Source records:

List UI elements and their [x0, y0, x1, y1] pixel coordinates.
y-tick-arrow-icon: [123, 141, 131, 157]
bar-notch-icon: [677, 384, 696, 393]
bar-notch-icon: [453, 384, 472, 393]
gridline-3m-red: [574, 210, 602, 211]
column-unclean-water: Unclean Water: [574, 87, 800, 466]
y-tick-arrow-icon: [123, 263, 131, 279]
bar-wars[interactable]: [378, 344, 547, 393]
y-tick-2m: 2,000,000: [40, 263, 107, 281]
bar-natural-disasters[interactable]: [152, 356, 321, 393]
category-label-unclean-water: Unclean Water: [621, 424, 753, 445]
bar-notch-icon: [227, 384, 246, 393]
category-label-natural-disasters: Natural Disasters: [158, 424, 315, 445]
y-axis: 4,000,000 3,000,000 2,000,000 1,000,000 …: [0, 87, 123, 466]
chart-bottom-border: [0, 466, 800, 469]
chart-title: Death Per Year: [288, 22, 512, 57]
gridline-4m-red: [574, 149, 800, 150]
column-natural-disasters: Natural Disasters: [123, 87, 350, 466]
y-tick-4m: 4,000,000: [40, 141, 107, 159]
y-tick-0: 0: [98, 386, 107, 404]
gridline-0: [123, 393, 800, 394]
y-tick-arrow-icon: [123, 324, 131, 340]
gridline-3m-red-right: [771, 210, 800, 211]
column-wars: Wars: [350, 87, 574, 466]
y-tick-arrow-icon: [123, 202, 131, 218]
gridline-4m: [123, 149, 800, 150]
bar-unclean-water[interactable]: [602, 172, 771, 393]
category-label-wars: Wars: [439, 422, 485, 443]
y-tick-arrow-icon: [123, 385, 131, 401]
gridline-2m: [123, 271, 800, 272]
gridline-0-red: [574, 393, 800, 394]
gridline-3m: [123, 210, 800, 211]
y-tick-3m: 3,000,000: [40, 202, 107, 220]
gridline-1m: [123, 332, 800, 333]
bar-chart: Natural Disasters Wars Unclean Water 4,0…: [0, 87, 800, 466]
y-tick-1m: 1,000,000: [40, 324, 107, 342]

• **PROMPT**
Reproduce the listing with every occurrence of "y-tick-arrow-icon" renamed to "y-tick-caret-icon", leaving everything else unchanged.

• **TASK ANSWER**
List UI elements and their [x0, y0, x1, y1] pixel coordinates.
y-tick-caret-icon: [123, 141, 131, 157]
bar-notch-icon: [677, 384, 696, 393]
bar-notch-icon: [453, 384, 472, 393]
gridline-3m-red: [574, 210, 602, 211]
column-unclean-water: Unclean Water: [574, 87, 800, 466]
y-tick-caret-icon: [123, 263, 131, 279]
bar-wars[interactable]: [378, 344, 547, 393]
y-tick-2m: 2,000,000: [40, 263, 107, 281]
bar-natural-disasters[interactable]: [152, 356, 321, 393]
category-label-unclean-water: Unclean Water: [621, 424, 753, 445]
bar-notch-icon: [227, 384, 246, 393]
category-label-natural-disasters: Natural Disasters: [158, 424, 315, 445]
y-axis: 4,000,000 3,000,000 2,000,000 1,000,000 …: [0, 87, 123, 466]
chart-bottom-border: [0, 466, 800, 469]
chart-title: Death Per Year: [288, 22, 512, 57]
gridline-4m-red: [574, 149, 800, 150]
column-natural-disasters: Natural Disasters: [123, 87, 350, 466]
y-tick-4m: 4,000,000: [40, 141, 107, 159]
y-tick-0: 0: [98, 386, 107, 404]
gridline-0: [123, 393, 800, 394]
y-tick-caret-icon: [123, 324, 131, 340]
gridline-3m-red-right: [771, 210, 800, 211]
column-wars: Wars: [350, 87, 574, 466]
y-tick-caret-icon: [123, 202, 131, 218]
gridline-4m: [123, 149, 800, 150]
bar-unclean-water[interactable]: [602, 172, 771, 393]
category-label-wars: Wars: [439, 422, 485, 443]
y-tick-caret-icon: [123, 385, 131, 401]
gridline-2m: [123, 271, 800, 272]
gridline-0-red: [574, 393, 800, 394]
gridline-3m: [123, 210, 800, 211]
y-tick-3m: 3,000,000: [40, 202, 107, 220]
gridline-1m: [123, 332, 800, 333]
bar-chart: Natural Disasters Wars Unclean Water 4,0…: [0, 87, 800, 466]
y-tick-1m: 1,000,000: [40, 324, 107, 342]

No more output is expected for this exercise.